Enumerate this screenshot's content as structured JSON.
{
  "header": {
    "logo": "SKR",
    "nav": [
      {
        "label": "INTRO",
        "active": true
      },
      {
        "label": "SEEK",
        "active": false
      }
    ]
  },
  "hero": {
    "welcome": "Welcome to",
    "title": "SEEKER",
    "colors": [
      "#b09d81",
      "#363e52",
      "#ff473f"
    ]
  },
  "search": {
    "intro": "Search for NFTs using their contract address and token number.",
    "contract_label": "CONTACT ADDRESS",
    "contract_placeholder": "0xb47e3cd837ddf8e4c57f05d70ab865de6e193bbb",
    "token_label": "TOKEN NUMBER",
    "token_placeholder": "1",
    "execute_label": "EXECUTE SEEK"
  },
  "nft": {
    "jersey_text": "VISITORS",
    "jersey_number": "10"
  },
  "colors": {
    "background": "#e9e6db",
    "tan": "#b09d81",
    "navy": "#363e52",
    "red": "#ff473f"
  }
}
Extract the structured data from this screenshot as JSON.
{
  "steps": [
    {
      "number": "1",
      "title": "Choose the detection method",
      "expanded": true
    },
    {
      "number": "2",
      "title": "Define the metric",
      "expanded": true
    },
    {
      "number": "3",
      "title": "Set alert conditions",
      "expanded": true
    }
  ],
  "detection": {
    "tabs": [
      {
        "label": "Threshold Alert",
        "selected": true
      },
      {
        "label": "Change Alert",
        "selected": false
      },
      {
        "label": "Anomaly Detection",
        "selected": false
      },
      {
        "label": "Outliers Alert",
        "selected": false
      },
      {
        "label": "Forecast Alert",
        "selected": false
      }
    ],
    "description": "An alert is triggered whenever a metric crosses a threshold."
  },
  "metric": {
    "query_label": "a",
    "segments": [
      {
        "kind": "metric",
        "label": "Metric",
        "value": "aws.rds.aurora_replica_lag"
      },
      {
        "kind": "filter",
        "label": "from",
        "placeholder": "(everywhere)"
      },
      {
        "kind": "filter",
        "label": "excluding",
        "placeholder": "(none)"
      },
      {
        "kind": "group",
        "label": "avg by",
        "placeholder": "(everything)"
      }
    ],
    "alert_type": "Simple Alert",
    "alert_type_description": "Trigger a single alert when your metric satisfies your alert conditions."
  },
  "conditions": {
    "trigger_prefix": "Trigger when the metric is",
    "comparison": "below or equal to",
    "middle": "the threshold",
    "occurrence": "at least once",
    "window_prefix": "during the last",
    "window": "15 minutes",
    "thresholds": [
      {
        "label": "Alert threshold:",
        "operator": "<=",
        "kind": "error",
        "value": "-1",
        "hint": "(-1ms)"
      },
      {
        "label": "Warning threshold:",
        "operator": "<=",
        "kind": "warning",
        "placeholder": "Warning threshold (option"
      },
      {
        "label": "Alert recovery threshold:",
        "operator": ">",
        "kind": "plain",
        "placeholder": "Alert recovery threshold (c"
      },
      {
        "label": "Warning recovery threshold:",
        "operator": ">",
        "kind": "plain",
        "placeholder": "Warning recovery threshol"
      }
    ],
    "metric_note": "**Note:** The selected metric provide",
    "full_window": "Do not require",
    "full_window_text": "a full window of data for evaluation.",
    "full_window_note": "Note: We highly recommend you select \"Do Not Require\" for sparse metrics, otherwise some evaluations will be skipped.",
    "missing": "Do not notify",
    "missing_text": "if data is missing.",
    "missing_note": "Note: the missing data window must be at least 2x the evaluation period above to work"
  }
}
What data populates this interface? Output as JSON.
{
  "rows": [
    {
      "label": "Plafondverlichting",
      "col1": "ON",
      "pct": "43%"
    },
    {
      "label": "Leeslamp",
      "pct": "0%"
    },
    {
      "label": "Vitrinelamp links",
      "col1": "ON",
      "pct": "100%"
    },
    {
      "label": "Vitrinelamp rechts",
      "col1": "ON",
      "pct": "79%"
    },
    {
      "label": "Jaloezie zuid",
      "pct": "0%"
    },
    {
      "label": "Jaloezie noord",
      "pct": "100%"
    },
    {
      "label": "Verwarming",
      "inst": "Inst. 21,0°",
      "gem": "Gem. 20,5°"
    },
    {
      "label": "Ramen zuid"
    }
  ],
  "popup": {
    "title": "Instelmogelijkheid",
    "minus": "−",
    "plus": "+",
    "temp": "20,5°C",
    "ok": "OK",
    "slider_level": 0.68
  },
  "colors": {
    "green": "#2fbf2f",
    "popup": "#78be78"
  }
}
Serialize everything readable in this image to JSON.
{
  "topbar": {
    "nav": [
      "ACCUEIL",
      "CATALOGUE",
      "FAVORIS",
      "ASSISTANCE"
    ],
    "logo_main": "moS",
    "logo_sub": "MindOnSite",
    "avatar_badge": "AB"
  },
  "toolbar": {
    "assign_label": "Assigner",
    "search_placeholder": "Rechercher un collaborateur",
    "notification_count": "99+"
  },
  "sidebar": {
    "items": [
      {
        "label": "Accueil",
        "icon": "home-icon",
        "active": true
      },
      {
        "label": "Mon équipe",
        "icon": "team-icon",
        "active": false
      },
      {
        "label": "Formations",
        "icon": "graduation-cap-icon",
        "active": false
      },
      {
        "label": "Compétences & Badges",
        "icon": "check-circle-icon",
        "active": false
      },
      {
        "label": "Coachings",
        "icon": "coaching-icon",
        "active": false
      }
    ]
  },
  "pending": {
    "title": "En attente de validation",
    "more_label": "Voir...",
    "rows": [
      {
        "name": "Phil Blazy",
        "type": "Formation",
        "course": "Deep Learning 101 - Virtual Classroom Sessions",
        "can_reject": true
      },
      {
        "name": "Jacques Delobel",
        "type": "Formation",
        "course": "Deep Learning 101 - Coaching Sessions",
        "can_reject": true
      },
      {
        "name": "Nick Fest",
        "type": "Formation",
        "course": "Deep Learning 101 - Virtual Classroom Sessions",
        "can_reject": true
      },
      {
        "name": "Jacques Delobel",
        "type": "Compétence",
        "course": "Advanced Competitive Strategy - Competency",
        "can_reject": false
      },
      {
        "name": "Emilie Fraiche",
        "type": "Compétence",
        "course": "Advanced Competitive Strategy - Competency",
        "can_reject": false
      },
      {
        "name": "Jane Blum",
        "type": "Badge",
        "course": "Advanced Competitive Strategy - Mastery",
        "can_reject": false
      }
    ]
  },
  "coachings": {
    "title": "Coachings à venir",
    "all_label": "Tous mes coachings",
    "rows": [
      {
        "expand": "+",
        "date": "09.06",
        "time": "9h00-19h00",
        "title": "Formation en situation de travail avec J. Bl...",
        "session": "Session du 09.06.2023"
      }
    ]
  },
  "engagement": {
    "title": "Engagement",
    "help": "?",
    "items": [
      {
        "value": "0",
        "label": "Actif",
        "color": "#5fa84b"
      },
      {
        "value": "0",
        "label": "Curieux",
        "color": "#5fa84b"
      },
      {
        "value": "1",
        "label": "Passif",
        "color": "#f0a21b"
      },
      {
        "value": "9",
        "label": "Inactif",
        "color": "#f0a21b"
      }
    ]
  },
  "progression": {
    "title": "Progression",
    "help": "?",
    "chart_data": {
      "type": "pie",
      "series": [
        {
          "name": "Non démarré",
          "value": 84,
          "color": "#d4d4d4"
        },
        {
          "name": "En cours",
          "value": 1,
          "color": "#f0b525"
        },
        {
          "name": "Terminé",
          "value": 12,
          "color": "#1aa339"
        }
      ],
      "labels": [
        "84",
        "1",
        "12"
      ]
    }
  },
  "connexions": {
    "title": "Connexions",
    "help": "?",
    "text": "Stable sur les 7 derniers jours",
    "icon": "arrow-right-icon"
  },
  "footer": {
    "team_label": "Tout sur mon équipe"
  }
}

■ Exercise objective
Write out the data exactly as it stands.

■ Correct result
Enumerate this screenshot's content as structured JSON.
{
  "header": {
    "logo": "SKR",
    "nav": [
      {
        "label": "INTRO",
        "active": true
      },
      {
        "label": "SEEK",
        "active": false
      }
    ]
  },
  "hero": {
    "welcome": "Welcome to",
    "title": "SEEKER",
    "colors": [
      "#b09d81",
      "#363e52",
      "#ff473f"
    ]
  },
  "search": {
    "intro": "Search for NFTs using their contract address and token number.",
    "contract_label": "CONTACT ADDRESS",
    "contract_placeholder": "0xb47e3cd837ddf8e4c57f05d70ab865de6e193bbb",
    "token_label": "TOKEN NUMBER",
    "token_placeholder": "1",
    "execute_label": "EXECUTE SEEK"
  },
  "nft": {
    "jersey_text": "VISITORS",
    "jersey_number": "10"
  },
  "colors": {
    "background": "#e9e6db",
    "tan": "#b09d81",
    "navy": "#363e52",
    "red": "#ff473f"
  }
}
Extract the structured data from this screenshot as JSON.
{
  "steps": [
    {
      "number": "1",
      "title": "Choose the detection method",
      "expanded": true
    },
    {
      "number": "2",
      "title": "Define the metric",
      "expanded": true
    },
    {
      "number": "3",
      "title": "Set alert conditions",
      "expanded": true
    }
  ],
  "detection": {
    "tabs": [
      {
        "label": "Threshold Alert",
        "selected": true
      },
      {
        "label": "Change Alert",
        "selected": false
      },
      {
        "label": "Anomaly Detection",
        "selected": false
      },
      {
        "label": "Outliers Alert",
        "selected": false
      },
      {
        "label": "Forecast Alert",
        "selected": false
      }
    ],
    "description": "An alert is triggered whenever a metric crosses a threshold."
  },
  "metric": {
    "query_label": "a",
    "segments": [
      {
        "kind": "metric",
        "label": "Metric",
        "value": "aws.rds.aurora_replica_lag"
      },
      {
        "kind": "filter",
        "label": "from",
        "placeholder": "(everywhere)"
      },
      {
        "kind": "filter",
        "label": "excluding",
        "placeholder": "(none)"
      },
      {
        "kind": "group",
        "label": "avg by",
        "placeholder": "(everything)"
      }
    ],
    "alert_type": "Simple Alert",
    "alert_type_description": "Trigger a single alert when your metric satisfies your alert conditions."
  },
  "conditions": {
    "trigger_prefix": "Trigger when the metric is",
    "comparison": "below or equal to",
    "middle": "the threshold",
    "occurrence": "at least once",
    "window_prefix": "during the last",
    "window": "15 minutes",
    "thresholds": [
      {
        "label": "Alert threshold:",
        "operator": "<=",
        "kind": "error",
        "value": "-1",
        "hint": "(-1ms)"
      },
      {
        "label": "Warning threshold:",
        "operator": "<=",
        "kind": "warning",
        "placeholder": "Warning threshold (option"
      },
      {
        "label": "Alert recovery threshold:",
        "operator": ">",
        "kind": "plain",
        "placeholder": "Alert recovery threshold (c"
      },
      {
        "label": "Warning recovery threshold:",
        "operator": ">",
        "kind": "plain",
        "placeholder": "Warning recovery threshol"
      }
    ],
    "metric_note": "**Note:** The selected metric provide",
    "full_window": "Do not require",
    "full_window_text": "a full window of data for evaluation.",
    "full_window_note": "Note: We highly recommend you select \"Do Not Require\" for sparse metrics, otherwise some evaluations will be skipped.",
    "missing": "Do not notify",
    "missing_text": "if data is missing.",
    "missing_note": "Note: the missing data window must be at least 2x the evaluation period above to work"
  }
}
What data populates this interface? Output as JSON.
{
  "rows": [
    {
      "label": "Plafondverlichting",
      "col1": "ON",
      "pct": "43%"
    },
    {
      "label": "Leeslamp",
      "pct": "0%"
    },
    {
      "label": "Vitrinelamp links",
      "col1": "ON",
      "pct": "100%"
    },
    {
      "label": "Vitrinelamp rechts",
      "col1": "ON",
      "pct": "79%"
    },
    {
      "label": "Jaloezie zuid",
      "pct": "0%"
    },
    {
      "label": "Jaloezie noord",
      "pct": "100%"
    },
    {
      "label": "Verwarming",
      "inst": "Inst. 21,0°",
      "gem": "Gem. 20,5°"
    },
    {
      "label": "Ramen zuid"
    }
  ],
  "popup": {
    "title": "Instelmogelijkheid",
    "minus": "−",
    "plus": "+",
    "temp": "20,5°C",
    "ok": "OK",
    "slider_level": 0.68
  },
  "colors": {
    "green": "#2fbf2f",
    "popup": "#78be78"
  }
}
Serialize everything readable in this image to JSON.
{
  "topbar": {
    "nav": [
      "ACCUEIL",
      "CATALOGUE",
      "FAVORIS",
      "ASSISTANCE"
    ],
    "logo_main": "moS",
    "logo_sub": "MindOnSite",
    "avatar_badge": "AB"
  },
  "toolbar": {
    "assign_label": "Assigner",
    "search_placeholder": "Rechercher un collaborateur",
    "notification_count": "99+"
  },
  "sidebar": {
    "items": [
      {
        "label": "Accueil",
        "icon": "home-icon",
        "active": true
      },
      {
        "label": "Mon équipe",
        "icon": "team-icon",
        "active": false
      },
      {
        "label": "Formations",
        "icon": "graduation-cap-icon",
        "active": false
      },
      {
        "label": "Compétences & Badges",
        "icon": "check-circle-icon",
        "active": false
      },
      {
        "label": "Coachings",
        "icon": "coaching-icon",
        "active": false
      }
    ]
  },
  "pending": {
    "title": "En attente de validation",
    "more_label": "Voir...",
    "rows": [
      {
        "name": "Phil Blazy",
        "type": "Formation",
        "course": "Deep Learning 101 - Virtual Classroom Sessions",
        "can_reject": true
      },
      {
        "name": "Jacques Delobel",
        "type": "Formation",
        "course": "Deep Learning 101 - Coaching Sessions",
        "can_reject": true
      },
      {
        "name": "Nick Fest",
        "type": "Formation",
        "course": "Deep Learning 101 - Virtual Classroom Sessions",
        "can_reject": true
      },
      {
        "name": "Jacques Delobel",
        "type": "Compétence",
        "course": "Advanced Competitive Strategy - Competency",
        "can_reject": false
      },
      {
        "name": "Emilie Fraiche",
        "type": "Compétence",
        "course": "Advanced Competitive Strategy - Competency",
        "can_reject": false
      },
      {
        "name": "Jane Blum",
        "type": "Badge",
        "course": "Advanced Competitive Strategy - Mastery",
        "can_reject": false
      }
    ]
  },
  "coachings": {
    "title": "Coachings à venir",
    "all_label": "Tous mes coachings",
    "rows": [
      {
        "expand": "+",
        "date": "09.06",
        "time": "9h00-19h00",
        "title": "Formation en situation de travail avec J. Bl...",
        "session": "Session du 09.06.2023"
      }
    ]
  },
  "engagement": {
    "title": "Engagement",
    "help": "?",
    "items": [
      {
        "value": "0",
        "label": "Actif",
        "color": "#5fa84b"
      },
      {
        "value": "0",
        "label": "Curieux",
        "color": "#5fa84b"
      },
      {
        "value": "1",
        "label": "Passif",
        "color": "#f0a21b"
      },
      {
        "value": "9",
        "label": "Inactif",
        "color": "#f0a21b"
      }
    ]
  },
  "progression": {
    "title": "Progression",
    "help": "?",
    "chart_data": {
      "type": "pie",
      "series": [
        {
          "name": "Non démarré",
          "value": 84,
          "color": "#d4d4d4"
        },
        {
          "name": "En cours",
          "value": 1,
          "color": "#f0b525"
        },
        {
          "name": "Terminé",
          "value": 12,
          "color": "#1aa339"
        }
      ],
      "labels": [
        "84",
        "1",
        "12"
      ]
    }
  },
  "connexions": {
    "title": "Connexions",
    "help": "?",
    "text": "Stable sur les 7 derniers jours",
    "icon": "arrow-right-icon"
  },
  "footer": {
    "team_label": "Tout sur mon équipe"
  }
}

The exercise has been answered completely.